## Your goal
Copy out the records word for word, beginning at the line containing "eq-step-8: = P(et" and continuing through the line containing "radio-button[interactable] <box>97 935".

▼

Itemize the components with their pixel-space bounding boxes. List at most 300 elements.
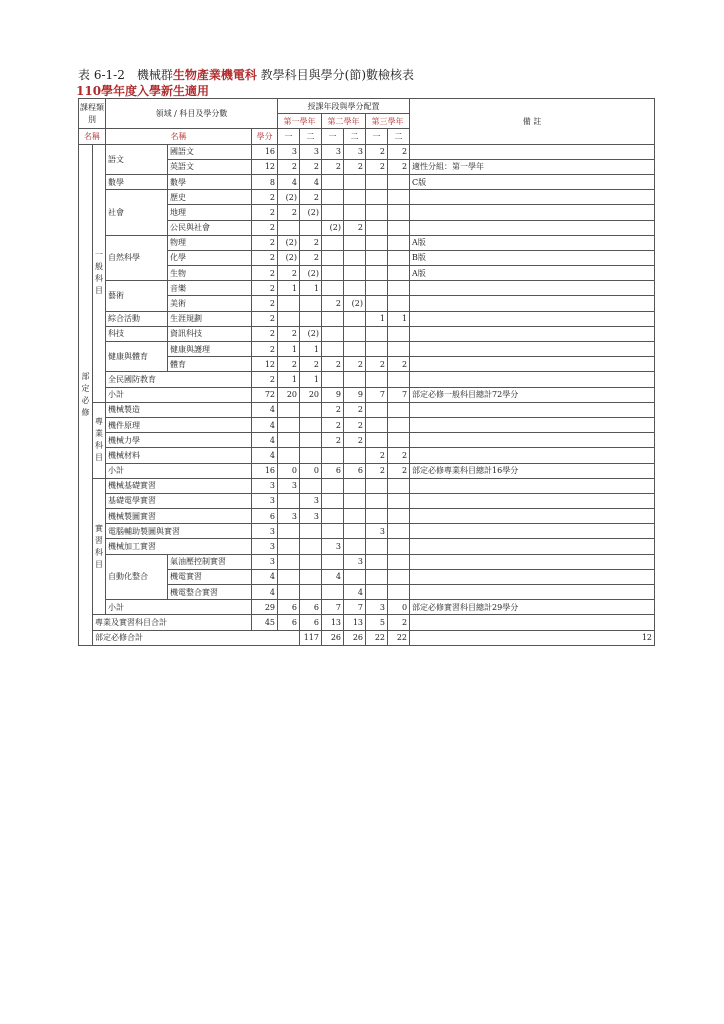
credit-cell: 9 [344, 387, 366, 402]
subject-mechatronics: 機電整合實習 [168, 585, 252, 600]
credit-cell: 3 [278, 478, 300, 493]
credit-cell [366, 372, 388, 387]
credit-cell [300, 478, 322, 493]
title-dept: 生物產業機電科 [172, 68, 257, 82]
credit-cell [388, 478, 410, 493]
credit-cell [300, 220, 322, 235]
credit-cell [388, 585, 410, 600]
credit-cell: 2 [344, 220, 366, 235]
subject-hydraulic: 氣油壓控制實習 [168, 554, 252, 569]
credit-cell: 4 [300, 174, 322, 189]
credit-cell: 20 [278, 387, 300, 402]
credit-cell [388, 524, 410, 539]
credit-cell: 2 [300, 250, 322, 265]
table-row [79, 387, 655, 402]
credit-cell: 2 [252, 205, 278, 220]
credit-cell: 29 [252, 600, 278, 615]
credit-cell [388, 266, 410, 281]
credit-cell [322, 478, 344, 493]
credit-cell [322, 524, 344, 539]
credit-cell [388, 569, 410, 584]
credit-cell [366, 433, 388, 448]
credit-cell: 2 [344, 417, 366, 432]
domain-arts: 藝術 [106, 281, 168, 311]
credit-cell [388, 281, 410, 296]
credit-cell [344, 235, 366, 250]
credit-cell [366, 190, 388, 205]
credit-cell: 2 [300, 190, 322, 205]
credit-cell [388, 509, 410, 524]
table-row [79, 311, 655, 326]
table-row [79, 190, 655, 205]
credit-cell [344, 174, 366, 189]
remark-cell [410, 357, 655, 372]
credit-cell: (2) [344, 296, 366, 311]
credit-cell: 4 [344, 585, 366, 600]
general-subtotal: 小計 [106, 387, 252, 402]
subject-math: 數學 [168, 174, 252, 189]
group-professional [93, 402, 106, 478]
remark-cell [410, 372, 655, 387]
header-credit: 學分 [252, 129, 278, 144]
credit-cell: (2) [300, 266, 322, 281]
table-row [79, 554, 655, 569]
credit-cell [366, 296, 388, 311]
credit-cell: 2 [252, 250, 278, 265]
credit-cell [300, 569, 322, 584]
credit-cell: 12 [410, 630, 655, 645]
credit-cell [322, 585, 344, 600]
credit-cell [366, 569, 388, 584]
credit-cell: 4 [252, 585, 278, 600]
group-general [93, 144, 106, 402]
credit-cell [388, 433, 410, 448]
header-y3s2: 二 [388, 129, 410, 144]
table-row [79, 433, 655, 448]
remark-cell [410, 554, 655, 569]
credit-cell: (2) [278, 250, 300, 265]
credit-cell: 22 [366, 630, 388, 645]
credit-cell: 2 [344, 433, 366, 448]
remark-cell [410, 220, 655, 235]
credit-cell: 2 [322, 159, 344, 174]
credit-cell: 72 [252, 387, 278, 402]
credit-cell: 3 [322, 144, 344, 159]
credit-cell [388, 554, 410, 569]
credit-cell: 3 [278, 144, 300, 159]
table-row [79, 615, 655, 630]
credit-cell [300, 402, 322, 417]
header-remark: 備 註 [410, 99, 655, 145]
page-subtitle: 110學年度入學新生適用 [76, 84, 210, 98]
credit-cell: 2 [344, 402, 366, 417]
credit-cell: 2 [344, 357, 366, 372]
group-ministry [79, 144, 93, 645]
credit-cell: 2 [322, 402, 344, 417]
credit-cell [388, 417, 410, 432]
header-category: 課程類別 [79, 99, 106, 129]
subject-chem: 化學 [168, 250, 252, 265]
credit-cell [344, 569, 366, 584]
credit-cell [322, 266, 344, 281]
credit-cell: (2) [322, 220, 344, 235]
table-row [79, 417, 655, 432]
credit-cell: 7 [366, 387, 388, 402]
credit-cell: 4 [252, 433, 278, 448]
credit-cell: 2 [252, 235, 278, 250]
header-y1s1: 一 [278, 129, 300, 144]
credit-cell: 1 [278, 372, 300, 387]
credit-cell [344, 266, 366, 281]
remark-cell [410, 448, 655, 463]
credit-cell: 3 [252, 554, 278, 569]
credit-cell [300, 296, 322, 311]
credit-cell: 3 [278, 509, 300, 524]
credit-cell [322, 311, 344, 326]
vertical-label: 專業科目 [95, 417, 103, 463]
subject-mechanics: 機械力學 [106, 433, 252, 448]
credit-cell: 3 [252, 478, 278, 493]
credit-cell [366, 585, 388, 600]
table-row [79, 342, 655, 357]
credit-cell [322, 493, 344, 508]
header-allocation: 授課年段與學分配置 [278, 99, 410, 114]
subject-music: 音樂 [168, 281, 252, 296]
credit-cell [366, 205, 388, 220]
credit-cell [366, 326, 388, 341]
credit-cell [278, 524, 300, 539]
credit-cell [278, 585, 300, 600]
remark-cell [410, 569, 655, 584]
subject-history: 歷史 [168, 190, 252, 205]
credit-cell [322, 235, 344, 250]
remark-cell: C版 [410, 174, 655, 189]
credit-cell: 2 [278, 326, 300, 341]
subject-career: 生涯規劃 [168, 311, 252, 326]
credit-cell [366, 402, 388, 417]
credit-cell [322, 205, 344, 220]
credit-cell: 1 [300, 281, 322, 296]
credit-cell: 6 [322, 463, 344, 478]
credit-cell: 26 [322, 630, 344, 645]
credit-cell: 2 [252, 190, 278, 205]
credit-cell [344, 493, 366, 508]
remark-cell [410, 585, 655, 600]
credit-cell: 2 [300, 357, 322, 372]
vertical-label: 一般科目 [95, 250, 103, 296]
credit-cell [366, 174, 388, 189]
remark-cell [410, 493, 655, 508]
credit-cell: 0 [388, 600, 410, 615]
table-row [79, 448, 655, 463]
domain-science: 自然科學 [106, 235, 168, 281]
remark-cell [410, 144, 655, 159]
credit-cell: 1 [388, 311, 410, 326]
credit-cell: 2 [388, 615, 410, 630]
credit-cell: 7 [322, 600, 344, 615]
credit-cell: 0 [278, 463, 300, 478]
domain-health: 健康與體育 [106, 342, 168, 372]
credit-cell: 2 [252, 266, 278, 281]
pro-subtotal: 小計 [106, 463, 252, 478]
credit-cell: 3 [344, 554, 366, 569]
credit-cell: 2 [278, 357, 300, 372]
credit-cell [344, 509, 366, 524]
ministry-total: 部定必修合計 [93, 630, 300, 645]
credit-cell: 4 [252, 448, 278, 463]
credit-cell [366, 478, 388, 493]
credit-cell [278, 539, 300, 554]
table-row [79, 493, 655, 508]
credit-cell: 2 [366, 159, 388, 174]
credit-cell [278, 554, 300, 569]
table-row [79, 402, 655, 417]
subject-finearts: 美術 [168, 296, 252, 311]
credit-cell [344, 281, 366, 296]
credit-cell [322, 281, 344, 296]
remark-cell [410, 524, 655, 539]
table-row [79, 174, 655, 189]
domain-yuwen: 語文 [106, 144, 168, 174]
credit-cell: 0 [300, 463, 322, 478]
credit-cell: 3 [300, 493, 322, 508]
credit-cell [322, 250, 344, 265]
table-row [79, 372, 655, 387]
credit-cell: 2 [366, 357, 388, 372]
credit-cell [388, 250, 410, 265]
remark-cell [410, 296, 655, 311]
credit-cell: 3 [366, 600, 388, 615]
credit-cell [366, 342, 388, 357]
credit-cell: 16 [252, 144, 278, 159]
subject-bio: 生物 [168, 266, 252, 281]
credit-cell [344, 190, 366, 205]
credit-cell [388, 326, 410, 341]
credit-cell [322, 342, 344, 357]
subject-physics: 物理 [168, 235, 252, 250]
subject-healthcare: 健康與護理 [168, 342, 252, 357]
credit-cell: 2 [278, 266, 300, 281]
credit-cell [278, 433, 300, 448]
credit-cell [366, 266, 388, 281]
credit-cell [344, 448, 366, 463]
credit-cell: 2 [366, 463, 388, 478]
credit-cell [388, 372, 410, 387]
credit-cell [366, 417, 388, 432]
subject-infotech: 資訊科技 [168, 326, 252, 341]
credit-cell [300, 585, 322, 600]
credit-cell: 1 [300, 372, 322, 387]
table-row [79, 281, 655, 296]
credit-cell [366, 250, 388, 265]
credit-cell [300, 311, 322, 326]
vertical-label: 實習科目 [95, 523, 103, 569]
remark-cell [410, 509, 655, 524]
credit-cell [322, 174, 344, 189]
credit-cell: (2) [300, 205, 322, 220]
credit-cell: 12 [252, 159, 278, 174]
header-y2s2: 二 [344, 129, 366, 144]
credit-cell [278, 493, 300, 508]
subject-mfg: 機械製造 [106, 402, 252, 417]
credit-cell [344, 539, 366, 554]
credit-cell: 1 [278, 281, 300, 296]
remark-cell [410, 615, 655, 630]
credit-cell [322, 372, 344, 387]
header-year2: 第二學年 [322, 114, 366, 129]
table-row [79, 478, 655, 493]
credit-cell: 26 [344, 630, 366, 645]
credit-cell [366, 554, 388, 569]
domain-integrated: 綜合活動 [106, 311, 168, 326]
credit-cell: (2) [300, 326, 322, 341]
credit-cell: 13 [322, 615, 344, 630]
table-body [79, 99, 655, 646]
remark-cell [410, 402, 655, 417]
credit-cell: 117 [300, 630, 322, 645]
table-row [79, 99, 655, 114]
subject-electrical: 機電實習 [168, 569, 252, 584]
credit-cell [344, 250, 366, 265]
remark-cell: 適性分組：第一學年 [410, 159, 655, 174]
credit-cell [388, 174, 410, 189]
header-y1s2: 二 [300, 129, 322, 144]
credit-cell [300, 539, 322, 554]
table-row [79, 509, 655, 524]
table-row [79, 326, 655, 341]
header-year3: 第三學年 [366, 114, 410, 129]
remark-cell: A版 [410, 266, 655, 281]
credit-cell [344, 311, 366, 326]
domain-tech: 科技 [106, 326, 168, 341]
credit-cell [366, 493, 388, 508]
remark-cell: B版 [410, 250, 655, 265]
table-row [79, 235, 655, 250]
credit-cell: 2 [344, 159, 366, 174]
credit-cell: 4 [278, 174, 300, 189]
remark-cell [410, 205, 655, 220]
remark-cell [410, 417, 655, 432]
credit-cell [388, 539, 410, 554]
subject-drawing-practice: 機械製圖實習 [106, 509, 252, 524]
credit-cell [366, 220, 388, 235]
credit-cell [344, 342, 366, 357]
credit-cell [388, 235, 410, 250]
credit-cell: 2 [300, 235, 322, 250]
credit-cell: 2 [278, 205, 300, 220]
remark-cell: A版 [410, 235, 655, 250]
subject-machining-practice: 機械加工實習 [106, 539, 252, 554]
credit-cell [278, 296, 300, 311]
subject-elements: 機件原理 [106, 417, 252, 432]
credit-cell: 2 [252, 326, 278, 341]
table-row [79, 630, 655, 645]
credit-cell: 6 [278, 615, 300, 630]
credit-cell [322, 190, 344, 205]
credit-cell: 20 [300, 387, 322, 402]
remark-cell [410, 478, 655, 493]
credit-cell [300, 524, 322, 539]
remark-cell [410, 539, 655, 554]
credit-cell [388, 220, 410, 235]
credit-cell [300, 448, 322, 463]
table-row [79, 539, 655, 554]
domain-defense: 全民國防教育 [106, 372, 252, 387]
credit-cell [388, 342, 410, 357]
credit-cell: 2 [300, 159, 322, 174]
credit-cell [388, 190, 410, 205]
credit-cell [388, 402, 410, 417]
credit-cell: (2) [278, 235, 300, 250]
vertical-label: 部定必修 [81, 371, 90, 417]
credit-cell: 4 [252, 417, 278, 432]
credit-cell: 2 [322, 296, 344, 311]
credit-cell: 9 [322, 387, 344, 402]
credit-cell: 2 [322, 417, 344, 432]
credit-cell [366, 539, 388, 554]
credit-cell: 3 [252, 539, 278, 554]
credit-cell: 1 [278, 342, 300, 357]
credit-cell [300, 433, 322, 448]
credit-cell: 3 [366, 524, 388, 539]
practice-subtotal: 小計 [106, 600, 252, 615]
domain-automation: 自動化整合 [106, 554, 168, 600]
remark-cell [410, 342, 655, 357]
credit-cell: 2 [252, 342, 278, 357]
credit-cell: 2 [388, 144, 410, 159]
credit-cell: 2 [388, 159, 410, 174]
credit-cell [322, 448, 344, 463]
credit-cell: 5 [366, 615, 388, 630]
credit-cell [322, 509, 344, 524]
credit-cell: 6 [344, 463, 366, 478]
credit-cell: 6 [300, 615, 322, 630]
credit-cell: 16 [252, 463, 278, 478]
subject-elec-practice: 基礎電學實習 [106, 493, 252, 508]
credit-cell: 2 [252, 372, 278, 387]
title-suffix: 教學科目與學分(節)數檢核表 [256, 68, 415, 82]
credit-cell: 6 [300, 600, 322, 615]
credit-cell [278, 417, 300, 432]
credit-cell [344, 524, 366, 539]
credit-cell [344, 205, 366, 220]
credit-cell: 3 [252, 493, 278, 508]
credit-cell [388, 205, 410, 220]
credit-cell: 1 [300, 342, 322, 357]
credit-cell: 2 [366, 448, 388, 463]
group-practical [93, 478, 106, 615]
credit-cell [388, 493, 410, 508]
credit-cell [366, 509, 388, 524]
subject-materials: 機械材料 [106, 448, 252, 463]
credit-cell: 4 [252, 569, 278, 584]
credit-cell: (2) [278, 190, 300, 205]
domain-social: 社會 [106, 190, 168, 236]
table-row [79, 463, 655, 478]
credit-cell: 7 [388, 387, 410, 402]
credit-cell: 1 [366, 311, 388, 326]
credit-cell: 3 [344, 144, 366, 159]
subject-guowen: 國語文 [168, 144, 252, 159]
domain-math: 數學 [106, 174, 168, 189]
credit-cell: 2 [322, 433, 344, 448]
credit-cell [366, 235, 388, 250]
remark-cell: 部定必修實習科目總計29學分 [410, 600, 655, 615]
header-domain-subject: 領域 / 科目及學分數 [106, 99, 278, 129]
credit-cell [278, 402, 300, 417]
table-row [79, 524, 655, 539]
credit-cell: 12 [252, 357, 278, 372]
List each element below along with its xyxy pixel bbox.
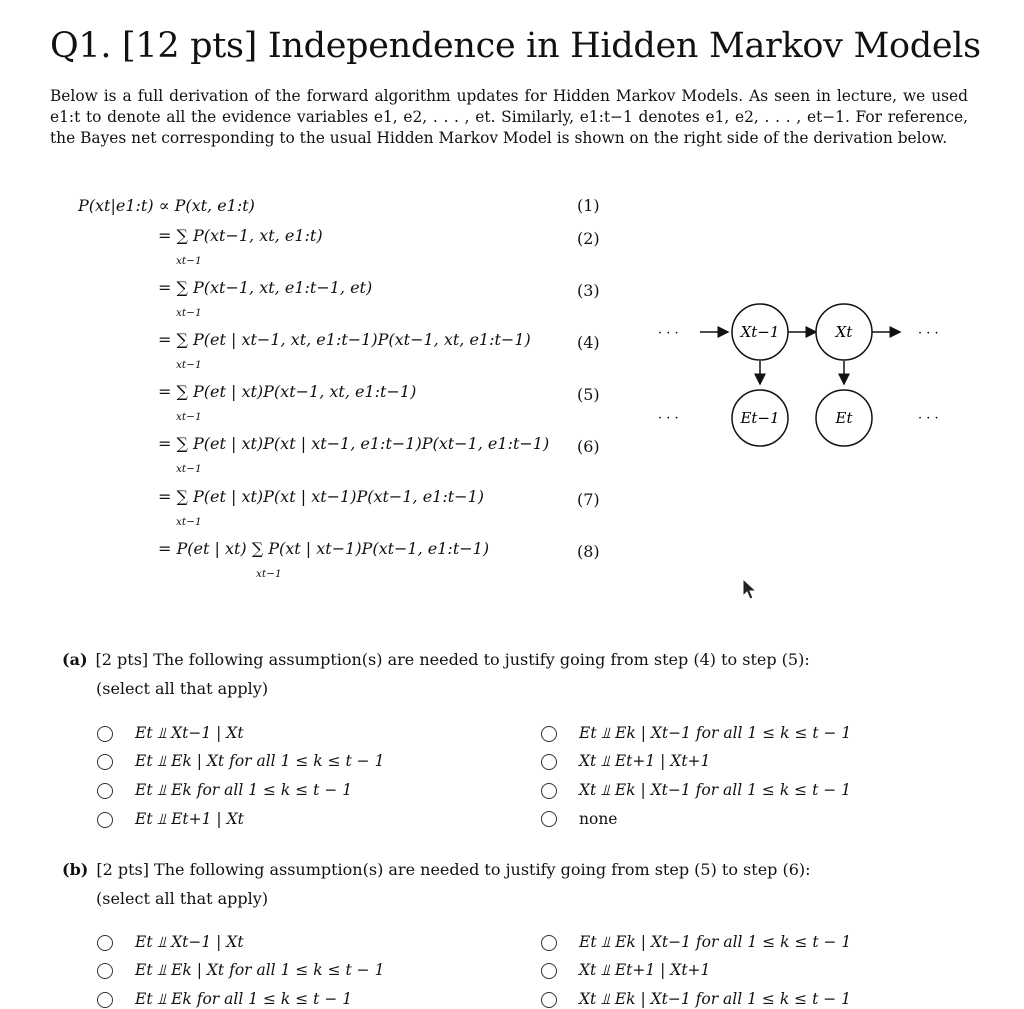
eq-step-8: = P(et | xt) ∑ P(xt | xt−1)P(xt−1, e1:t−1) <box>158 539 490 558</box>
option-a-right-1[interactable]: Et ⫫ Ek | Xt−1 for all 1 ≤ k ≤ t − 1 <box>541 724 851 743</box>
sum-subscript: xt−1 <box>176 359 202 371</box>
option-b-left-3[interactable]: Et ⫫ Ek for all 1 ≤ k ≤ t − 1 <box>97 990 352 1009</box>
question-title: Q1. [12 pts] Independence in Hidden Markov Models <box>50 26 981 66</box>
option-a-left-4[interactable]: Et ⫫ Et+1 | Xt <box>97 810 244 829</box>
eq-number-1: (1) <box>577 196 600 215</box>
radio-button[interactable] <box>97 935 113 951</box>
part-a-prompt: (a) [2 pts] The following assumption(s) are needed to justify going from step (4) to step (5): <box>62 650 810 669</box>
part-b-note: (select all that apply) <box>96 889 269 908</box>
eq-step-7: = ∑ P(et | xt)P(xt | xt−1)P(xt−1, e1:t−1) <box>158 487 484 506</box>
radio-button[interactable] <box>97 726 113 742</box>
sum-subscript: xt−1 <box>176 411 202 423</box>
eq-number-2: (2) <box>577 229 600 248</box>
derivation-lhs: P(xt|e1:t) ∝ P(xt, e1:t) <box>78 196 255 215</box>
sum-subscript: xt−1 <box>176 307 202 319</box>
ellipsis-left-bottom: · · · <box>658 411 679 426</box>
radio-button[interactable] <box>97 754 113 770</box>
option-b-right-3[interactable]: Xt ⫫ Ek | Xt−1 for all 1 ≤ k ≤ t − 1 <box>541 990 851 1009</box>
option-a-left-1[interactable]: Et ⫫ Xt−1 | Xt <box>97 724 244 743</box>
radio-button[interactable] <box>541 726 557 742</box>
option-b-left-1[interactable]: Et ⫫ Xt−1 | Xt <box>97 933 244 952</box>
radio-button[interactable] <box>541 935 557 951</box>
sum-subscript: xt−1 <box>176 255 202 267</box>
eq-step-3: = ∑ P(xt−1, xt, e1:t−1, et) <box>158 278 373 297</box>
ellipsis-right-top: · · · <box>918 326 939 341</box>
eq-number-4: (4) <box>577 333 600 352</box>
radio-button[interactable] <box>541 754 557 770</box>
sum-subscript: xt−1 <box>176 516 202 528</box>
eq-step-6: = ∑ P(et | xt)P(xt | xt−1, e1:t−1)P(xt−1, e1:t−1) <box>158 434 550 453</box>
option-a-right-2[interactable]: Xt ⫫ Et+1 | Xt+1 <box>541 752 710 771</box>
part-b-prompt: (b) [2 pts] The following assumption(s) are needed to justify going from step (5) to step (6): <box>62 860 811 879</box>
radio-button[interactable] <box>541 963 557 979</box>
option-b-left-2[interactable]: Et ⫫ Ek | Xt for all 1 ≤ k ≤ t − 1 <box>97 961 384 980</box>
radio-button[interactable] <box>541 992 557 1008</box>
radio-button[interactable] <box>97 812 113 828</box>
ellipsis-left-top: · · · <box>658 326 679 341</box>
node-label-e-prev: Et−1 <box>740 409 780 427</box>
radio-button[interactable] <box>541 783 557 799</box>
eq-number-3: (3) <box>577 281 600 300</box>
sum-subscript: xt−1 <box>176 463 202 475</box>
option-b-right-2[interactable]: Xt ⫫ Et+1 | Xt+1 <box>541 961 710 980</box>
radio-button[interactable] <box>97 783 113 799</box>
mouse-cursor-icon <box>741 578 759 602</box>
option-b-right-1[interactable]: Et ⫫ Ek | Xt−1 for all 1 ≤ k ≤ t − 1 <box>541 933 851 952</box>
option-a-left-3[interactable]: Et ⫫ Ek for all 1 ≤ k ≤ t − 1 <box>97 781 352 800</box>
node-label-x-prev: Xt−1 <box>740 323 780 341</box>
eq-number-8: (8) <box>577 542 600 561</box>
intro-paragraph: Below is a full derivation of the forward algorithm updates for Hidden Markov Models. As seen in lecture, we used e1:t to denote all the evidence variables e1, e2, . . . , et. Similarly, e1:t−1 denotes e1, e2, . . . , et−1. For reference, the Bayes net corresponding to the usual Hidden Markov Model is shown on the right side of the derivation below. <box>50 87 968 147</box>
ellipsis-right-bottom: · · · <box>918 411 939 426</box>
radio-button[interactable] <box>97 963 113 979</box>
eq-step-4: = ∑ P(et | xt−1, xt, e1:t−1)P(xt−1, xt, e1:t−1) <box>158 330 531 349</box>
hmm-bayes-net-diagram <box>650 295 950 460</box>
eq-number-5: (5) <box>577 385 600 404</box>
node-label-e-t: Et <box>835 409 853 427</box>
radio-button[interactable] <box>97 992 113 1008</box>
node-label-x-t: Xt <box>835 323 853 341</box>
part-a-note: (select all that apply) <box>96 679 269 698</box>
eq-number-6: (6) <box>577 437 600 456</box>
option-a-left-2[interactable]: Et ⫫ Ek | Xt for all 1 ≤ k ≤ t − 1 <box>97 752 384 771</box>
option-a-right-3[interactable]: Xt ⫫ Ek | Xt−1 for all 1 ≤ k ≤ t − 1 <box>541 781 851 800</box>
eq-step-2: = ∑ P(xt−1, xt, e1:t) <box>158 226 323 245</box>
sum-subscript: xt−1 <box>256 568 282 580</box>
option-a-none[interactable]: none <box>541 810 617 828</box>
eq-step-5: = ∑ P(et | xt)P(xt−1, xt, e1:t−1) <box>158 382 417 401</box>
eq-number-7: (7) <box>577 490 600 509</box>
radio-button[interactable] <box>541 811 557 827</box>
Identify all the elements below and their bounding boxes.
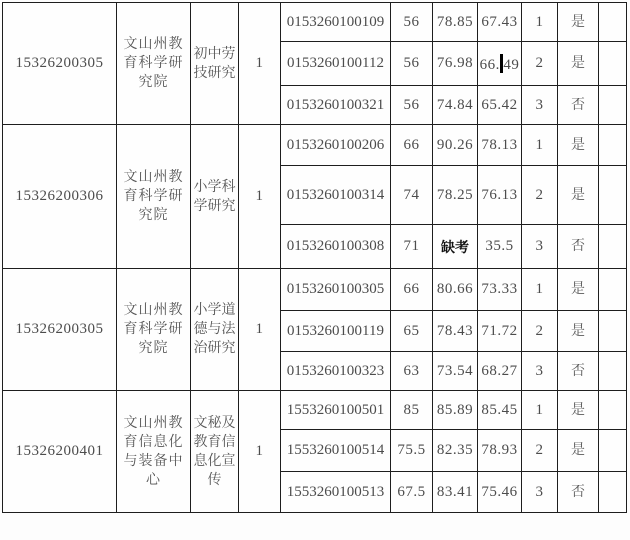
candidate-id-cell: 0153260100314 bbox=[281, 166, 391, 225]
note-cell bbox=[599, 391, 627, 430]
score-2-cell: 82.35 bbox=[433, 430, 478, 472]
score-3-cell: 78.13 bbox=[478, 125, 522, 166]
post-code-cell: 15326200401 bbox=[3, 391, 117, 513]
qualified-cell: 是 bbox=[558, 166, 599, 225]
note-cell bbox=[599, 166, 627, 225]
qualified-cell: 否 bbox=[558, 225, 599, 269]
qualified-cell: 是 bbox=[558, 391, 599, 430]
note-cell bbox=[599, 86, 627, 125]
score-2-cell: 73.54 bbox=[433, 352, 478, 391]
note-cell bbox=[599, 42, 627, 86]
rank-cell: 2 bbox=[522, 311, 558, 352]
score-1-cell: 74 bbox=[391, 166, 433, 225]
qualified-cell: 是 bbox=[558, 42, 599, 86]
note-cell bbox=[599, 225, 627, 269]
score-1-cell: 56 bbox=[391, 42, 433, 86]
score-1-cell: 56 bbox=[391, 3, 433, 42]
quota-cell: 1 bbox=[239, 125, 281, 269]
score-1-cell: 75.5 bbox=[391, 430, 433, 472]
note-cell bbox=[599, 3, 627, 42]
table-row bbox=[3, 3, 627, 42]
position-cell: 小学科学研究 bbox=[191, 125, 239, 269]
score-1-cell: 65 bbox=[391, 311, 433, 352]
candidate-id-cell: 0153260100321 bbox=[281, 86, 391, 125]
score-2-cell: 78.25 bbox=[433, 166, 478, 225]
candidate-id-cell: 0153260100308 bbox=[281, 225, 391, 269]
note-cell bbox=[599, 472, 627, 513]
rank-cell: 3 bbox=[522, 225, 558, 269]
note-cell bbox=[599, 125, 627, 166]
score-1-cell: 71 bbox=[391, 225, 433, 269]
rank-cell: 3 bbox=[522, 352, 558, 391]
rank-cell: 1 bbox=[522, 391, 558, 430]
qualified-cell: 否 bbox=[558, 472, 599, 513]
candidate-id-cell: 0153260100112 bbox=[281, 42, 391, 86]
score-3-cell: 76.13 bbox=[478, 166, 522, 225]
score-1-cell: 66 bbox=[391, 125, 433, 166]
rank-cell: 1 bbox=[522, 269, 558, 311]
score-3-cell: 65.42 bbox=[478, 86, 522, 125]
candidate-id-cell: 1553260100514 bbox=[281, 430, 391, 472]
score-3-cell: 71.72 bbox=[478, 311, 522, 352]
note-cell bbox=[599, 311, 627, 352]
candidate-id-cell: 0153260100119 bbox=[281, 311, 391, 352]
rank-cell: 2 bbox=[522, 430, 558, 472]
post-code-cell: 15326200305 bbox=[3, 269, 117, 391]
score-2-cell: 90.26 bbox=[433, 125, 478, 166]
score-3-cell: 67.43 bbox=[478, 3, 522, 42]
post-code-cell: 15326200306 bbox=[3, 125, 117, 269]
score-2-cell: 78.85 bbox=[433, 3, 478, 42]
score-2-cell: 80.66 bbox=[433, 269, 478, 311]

▲

## Written response
eq-step-8: = P(et | xt) ∑ P(xt | xt−1)P(xt−1, e1:t−1) <box>158 539 490 558</box>
option-a-right-1[interactable]: Et ⫫ Ek | Xt−1 for all 1 ≤ k ≤ t − 1 <box>541 724 851 743</box>
sum-subscript: xt−1 <box>176 359 202 371</box>
option-b-left-3[interactable]: Et ⫫ Ek for all 1 ≤ k ≤ t − 1 <box>97 990 352 1009</box>
question-title: Q1. [12 pts] Independence in Hidden Markov Models <box>50 26 981 66</box>
option-a-left-4[interactable]: Et ⫫ Et+1 | Xt <box>97 810 244 829</box>
eq-number-1: (1) <box>577 196 600 215</box>
radio-button[interactable] <box>97 935 113 951</box>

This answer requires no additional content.